選択抜粋.
+++

本発明は、この問題点を解決し、裏写り除去を効率的にできるようにすることを目的とする。
【0008】
【課題を解決するための手段】
(1)原稿の画像を読み取り画像情報(O)を発生する原稿読取手段(30,10);および、前記画像情報(O)を、それが表す画像上の設定条件(エッジ強度≦Ths)を満たす低濃度画像(Rr)の画像データを該低濃度画像を消去した画像を表わす画像データに補正した補正画像情報(P)、に変換する低濃度画像除去手段(45Ap);を備える画像読み取り装置において、
前記原稿の厚みを検出する手段(253,254);
前記原稿の検出厚(Sptに反比例)を、前記設定条件を満たすか否の判定のための指標値(Ths)に変換する指標値設定手段(IPP:図13の9,10);および、該指標値を用いて前記低濃度画像の画像データを摘出する手段(IPP:図14の14〜16b);を備えることを特徴とする、画像読み取り装置。
【0009】
なお、理解を容易にするためにカッコ内には、図面に示し後述する実施例の対応要素又は相当事項の記号もしくは対応事項を、例示として参考までに付記した。以下も同様である。
【0010】
一般的に、原稿の紙厚が薄いと、裏写り画像が現れしかも濃度が高い可能性がある。したがって例えば、指標値設定手段(IPP:図13の9,10)によって前記原稿の検出厚(Sptに反比例)を、それが薄いと高い指標値(Ths:図5のTpmax)に変換して、摘出手段(IPP:図14の14,16b)および低濃度画像除去手段(45Ap:図14の15,16a)によって、画像のエッジ強度が指標値(Ths)より弱いエッジを裏写り画像のエッジと見なしてそこを背景色の画像データに置換することにより、裏写り画像が自動的に除去される。適切な裏写り除去が効率的に行われる。

+++

提供資料.

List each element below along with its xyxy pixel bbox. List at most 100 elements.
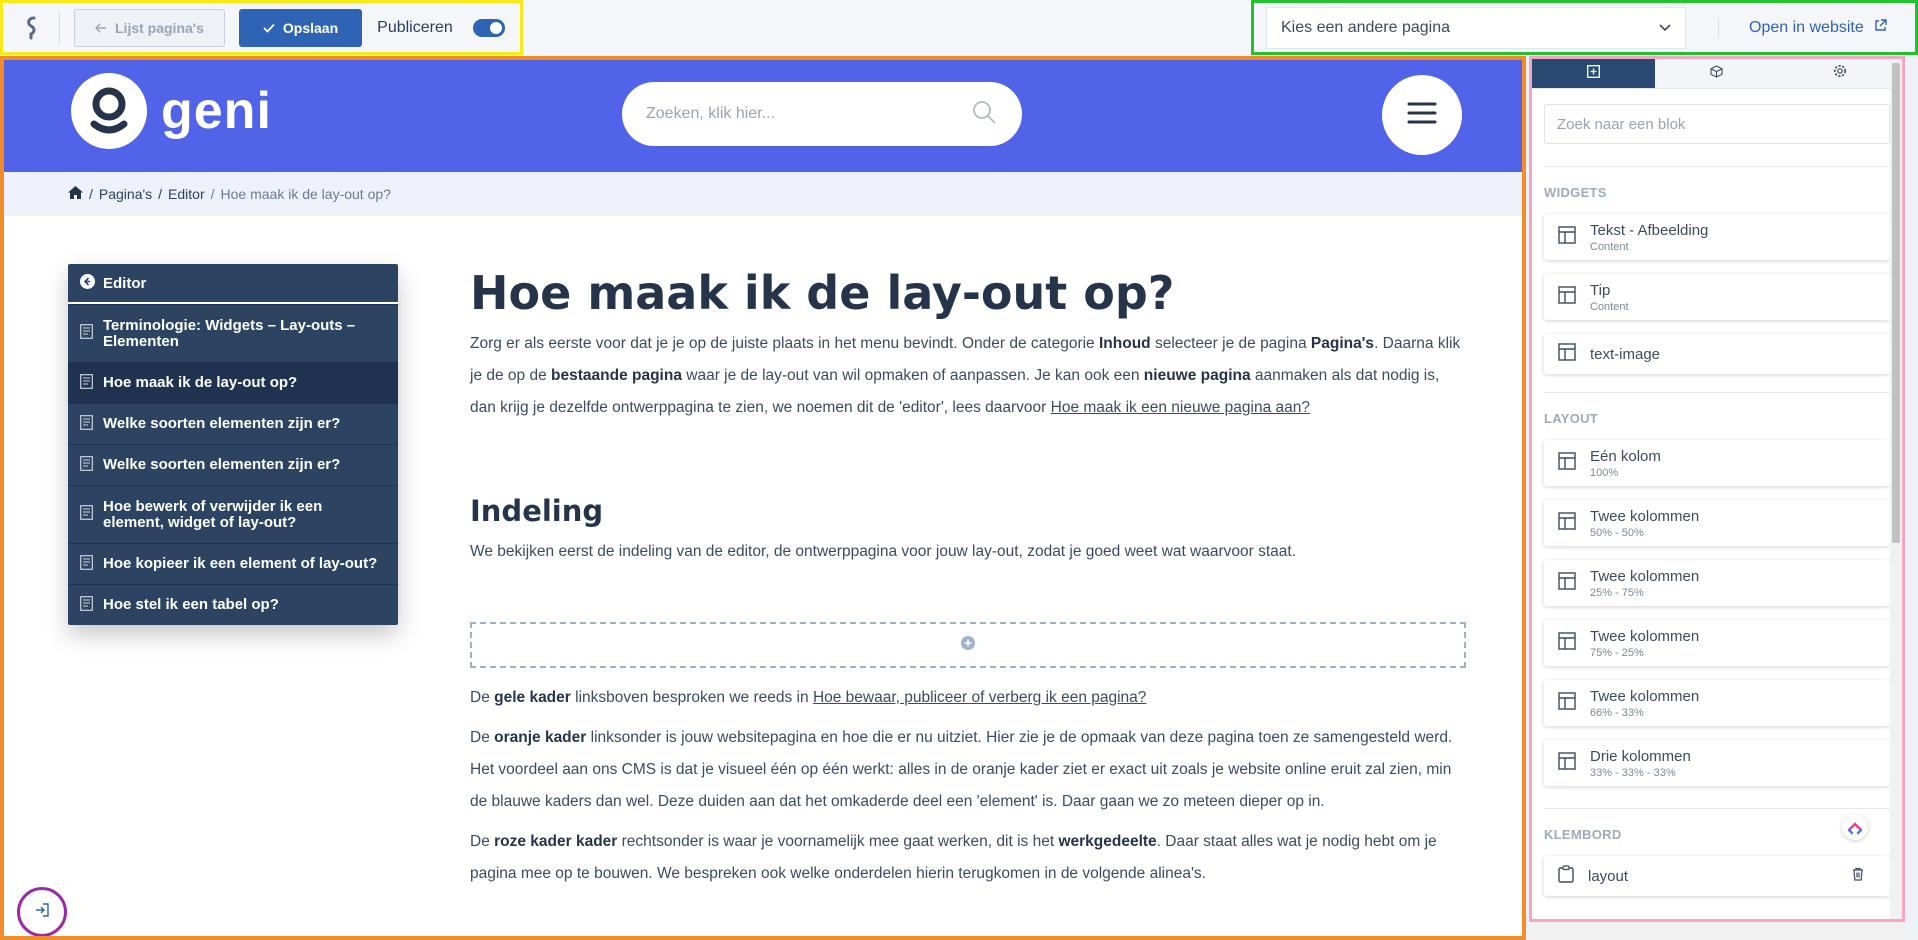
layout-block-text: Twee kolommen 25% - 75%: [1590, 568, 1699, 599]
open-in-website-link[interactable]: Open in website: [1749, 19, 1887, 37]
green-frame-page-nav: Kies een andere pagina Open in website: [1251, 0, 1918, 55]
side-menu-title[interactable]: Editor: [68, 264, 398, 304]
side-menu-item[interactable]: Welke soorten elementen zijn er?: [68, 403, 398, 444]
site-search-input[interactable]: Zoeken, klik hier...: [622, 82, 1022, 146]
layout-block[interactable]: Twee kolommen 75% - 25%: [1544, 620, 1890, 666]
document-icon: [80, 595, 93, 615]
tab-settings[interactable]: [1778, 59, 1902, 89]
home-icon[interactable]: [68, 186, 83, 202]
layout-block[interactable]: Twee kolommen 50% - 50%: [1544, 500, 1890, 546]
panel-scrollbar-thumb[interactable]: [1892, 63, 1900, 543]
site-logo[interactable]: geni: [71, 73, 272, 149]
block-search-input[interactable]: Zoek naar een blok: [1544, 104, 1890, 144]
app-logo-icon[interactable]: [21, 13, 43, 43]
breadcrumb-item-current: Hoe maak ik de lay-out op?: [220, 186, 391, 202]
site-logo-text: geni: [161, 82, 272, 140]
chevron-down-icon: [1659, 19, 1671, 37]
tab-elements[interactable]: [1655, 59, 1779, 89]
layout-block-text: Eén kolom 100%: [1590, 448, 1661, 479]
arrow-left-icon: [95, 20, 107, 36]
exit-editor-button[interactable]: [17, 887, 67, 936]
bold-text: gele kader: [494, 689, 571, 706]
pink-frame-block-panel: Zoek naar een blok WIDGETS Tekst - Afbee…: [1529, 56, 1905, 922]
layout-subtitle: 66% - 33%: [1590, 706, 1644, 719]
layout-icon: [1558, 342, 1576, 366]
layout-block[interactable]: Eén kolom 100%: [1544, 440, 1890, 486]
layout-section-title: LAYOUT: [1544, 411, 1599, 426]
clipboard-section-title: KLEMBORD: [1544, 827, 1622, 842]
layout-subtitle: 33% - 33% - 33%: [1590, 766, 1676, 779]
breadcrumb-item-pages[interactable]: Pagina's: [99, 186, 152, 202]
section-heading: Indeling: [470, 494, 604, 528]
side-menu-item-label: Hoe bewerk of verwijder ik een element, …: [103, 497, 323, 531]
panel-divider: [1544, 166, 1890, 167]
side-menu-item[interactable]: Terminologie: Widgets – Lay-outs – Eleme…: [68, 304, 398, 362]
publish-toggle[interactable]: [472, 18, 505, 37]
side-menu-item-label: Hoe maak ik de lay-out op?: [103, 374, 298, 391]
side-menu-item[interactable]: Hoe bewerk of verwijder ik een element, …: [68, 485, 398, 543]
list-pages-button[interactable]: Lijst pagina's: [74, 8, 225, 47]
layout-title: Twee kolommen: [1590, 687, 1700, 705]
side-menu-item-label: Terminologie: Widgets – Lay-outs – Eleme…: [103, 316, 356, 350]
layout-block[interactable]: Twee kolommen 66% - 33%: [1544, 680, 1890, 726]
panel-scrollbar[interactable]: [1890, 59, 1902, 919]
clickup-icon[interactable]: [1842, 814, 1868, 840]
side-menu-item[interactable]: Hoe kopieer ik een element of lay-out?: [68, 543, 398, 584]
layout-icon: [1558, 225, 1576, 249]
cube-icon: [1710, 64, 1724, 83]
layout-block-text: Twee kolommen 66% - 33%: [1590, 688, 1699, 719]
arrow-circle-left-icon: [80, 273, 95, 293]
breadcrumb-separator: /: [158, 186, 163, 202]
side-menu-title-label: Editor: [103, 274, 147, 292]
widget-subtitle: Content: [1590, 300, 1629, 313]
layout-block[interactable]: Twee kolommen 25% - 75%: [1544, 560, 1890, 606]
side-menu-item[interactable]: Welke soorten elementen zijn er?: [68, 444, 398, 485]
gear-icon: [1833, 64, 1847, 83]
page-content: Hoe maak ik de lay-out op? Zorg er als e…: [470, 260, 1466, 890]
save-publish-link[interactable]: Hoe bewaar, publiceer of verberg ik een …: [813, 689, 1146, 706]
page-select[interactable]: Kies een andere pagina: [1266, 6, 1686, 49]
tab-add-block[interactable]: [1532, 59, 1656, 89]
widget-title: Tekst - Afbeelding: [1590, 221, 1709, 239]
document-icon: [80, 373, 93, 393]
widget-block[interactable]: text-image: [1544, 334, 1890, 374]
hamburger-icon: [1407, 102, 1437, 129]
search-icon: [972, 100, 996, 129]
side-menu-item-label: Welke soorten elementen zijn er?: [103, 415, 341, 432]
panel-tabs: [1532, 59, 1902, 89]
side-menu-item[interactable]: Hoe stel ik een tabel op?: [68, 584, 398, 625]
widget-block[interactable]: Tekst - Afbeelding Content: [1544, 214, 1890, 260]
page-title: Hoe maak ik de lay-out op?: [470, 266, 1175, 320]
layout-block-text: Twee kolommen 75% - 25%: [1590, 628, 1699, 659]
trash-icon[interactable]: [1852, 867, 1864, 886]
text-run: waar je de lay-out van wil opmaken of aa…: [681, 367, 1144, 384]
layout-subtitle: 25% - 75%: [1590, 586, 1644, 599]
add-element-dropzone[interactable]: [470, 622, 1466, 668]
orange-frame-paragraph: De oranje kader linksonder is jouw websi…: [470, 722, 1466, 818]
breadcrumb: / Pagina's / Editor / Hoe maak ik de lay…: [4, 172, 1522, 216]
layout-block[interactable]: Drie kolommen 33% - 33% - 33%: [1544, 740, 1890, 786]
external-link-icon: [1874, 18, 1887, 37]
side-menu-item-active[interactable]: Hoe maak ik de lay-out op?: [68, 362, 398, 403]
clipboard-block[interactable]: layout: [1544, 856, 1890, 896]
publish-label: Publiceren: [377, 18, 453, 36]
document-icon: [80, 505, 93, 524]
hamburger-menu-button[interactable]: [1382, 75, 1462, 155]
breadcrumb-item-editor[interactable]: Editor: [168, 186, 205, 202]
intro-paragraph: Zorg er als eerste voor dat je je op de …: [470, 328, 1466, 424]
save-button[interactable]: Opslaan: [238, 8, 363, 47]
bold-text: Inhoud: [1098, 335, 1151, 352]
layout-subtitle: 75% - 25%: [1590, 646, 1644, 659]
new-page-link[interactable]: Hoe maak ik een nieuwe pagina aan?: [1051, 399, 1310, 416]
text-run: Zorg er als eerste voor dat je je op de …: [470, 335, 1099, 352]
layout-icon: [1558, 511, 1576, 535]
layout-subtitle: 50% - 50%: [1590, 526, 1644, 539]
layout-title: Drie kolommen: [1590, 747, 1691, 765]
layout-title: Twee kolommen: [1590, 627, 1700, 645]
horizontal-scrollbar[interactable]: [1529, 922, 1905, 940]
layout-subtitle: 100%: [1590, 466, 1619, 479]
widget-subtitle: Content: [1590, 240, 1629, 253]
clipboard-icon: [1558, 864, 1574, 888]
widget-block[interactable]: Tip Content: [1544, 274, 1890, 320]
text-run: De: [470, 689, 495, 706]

+++

課題. 資料より前に載っている、裏写りを除去する画像読み取り装置についての抜粋を、その最後の文の後から書き継いでもらえますか？

回答.
【0011】
一度補正画像情報(P)を出力して指標値(Ths)の適否を確認をするといった、ユーザの閾値設定作業と比較して、時間的な浪費、あるいはサプライの浪費を抑え、裏写り除去を効率的に行うことが可能となる。
【0012】
【発明の実施の形態】
(2)更に、ユーザが指標値(Ths)を設定するための入力手段(79の322〜324,329);および、該入力手段によって設定された指標値と前記指標値設定手段(IPP:図13の9,10)が変換した指標値、の一方を選択する手段(79の418,419);を備え、前記摘出する手段(IPP:図14の14,16b)は、該選択手段が選択した指標値を用いて(図13の7〜10)前記低濃度画像の画像データを摘出する;上記(1)に記載の画像読み取り装置。
【0013】
裏写り画像濃度は、紙厚のみならず透光率によっても、また、裏画像濃度によっても変化があるので、紙厚対応の自動設定では、裏写り除去が誤処理になる可能性も考えられる。本実施態様によれば、ユーザが指標値(Ths)を設定して、それを用いる裏写り除去を指示することができ、ユーザの判断と操作による好適な裏写り除去も実施できる。
【0014】
(3)更に、前記指標値設定手段(IPP:図13の9,10)が前記検出厚を指標値(Ths)に変換する変換特性(図5)をユーザが指定するための入力手段(329);を備える上記(1)又は(2)に記載の画像読み取り装置。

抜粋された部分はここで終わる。